In the records below, find the line containing "Parse this screenshot: output"; copy exactly that line and all lines after it to the end, and nothing else.

▶ Given data
***

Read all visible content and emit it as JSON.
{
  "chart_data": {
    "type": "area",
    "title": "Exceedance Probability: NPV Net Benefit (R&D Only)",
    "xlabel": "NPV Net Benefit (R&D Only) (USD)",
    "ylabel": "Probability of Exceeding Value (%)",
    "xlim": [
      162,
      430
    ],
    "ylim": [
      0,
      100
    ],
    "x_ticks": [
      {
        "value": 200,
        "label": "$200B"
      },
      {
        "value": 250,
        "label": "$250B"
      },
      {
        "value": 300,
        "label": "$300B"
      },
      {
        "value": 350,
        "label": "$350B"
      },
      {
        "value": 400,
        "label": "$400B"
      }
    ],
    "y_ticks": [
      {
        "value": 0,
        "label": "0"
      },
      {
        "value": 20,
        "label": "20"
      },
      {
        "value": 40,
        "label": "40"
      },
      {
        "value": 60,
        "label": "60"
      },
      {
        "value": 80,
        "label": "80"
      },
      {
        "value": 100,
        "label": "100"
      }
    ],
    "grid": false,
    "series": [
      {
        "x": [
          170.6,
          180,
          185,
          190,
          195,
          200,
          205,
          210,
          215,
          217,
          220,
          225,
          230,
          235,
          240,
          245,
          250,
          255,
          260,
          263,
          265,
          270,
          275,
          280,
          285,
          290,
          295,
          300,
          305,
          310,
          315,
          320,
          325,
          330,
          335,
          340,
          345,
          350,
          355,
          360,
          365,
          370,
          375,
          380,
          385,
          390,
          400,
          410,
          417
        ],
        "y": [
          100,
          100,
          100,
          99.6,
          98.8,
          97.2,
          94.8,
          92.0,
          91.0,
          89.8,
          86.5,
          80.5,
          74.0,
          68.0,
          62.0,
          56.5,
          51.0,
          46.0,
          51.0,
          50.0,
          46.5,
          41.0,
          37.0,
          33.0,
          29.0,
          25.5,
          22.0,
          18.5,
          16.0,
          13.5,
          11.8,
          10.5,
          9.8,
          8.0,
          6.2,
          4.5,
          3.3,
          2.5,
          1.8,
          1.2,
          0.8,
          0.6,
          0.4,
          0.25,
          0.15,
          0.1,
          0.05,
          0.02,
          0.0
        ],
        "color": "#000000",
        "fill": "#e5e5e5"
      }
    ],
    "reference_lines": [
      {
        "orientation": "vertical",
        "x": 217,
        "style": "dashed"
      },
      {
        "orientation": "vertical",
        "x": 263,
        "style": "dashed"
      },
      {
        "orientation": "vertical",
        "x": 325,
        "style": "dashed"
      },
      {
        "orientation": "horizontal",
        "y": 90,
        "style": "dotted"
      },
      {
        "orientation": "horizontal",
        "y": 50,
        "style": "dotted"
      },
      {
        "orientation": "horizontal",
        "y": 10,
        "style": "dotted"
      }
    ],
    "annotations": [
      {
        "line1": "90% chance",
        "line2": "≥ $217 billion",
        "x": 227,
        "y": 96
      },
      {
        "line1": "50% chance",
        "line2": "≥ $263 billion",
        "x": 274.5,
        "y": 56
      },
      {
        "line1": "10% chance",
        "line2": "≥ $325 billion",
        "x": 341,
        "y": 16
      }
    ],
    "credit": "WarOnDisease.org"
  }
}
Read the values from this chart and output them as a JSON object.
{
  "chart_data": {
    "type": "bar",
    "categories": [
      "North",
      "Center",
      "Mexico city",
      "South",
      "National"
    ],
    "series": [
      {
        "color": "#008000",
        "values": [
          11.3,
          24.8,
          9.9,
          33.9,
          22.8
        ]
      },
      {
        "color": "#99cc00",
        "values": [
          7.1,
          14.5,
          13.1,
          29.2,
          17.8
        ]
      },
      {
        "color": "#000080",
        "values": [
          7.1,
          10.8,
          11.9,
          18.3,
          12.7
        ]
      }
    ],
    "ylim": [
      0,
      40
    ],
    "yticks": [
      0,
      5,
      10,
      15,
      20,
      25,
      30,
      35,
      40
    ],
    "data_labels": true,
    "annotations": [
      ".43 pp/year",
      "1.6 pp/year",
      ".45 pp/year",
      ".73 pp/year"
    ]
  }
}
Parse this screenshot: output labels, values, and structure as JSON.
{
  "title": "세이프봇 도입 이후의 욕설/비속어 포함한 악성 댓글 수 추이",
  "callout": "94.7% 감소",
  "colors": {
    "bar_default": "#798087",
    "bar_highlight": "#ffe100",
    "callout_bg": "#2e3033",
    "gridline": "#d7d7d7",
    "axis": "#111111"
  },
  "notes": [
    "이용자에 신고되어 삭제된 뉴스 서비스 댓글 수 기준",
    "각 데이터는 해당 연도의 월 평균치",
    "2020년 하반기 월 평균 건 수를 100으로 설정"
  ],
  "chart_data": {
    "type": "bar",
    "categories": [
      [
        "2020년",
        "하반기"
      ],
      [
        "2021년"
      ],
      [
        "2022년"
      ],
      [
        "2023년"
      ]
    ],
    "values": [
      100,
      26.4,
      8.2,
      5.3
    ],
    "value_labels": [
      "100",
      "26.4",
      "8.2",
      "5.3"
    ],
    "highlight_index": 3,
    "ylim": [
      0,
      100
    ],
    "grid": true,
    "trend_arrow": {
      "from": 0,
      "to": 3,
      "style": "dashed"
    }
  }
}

***

▶ Response to the exercise
Parse this screenshot: output labels, values, and structure as JSON.
{
  "title": "세이프봇 도입 이후의 욕설/비속어 포함한 악성 댓글 수 추이",
  "callout": "94.7% 감소",
  "colors": {
    "bar_default": "#798087",
    "bar_highlight": "#ffe100",
    "callout_bg": "#2e3033",
    "gridline": "#d7d7d7",
    "axis": "#111111"
  },
  "notes": [
    "이용자에 신고되어 삭제된 뉴스 서비스 댓글 수 기준",
    "각 데이터는 해당 연도의 월 평균치",
    "2020년 하반기 월 평균 건 수를 100으로 설정"
  ],
  "chart_data": {
    "type": "bar",
    "categories": [
      [
        "2020년",
        "하반기"
      ],
      [
        "2021년"
      ],
      [
        "2022년"
      ],
      [
        "2023년"
      ]
    ],
    "values": [
      100,
      26.4,
      8.2,
      5.3
    ],
    "value_labels": [
      "100",
      "26.4",
      "8.2",
      "5.3"
    ],
    "highlight_index": 3,
    "ylim": [
      0,
      100
    ],
    "grid": true,
    "trend_arrow": {
      "from": 0,
      "to": 3,
      "style": "dashed"
    }
  }
}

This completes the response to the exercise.